(Items from a dataset)
++++++++

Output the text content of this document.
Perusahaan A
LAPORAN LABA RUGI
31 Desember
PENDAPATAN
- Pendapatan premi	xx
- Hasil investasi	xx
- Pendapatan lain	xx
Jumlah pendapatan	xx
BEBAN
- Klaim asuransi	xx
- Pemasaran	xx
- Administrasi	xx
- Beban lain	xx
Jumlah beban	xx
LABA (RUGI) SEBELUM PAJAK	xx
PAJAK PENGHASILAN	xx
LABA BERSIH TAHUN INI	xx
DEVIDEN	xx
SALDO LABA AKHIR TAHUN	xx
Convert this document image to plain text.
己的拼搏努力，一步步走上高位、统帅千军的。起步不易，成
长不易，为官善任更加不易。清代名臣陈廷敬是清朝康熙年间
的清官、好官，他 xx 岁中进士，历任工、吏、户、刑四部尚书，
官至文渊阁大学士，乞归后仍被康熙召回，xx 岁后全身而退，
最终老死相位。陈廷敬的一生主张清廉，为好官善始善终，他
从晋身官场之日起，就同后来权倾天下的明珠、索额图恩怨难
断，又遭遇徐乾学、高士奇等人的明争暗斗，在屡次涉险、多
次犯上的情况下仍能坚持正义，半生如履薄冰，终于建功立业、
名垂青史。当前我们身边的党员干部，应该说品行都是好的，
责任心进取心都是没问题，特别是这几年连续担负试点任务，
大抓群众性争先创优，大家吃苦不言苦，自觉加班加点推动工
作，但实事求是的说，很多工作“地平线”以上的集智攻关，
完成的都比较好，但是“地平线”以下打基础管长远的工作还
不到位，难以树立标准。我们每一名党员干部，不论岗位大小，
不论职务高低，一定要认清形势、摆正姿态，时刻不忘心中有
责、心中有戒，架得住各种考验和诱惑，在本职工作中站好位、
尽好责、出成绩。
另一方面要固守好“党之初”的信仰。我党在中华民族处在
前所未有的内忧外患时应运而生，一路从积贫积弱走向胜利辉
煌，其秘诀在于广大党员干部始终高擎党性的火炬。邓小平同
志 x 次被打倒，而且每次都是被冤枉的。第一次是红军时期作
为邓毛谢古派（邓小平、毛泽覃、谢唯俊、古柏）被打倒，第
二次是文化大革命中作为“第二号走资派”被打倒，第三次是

++++++++

OBJECTIVE:
Among the lines of the data above, determine how many contain the word "text". Report the number alone.

EXPECTED ANSWER:
2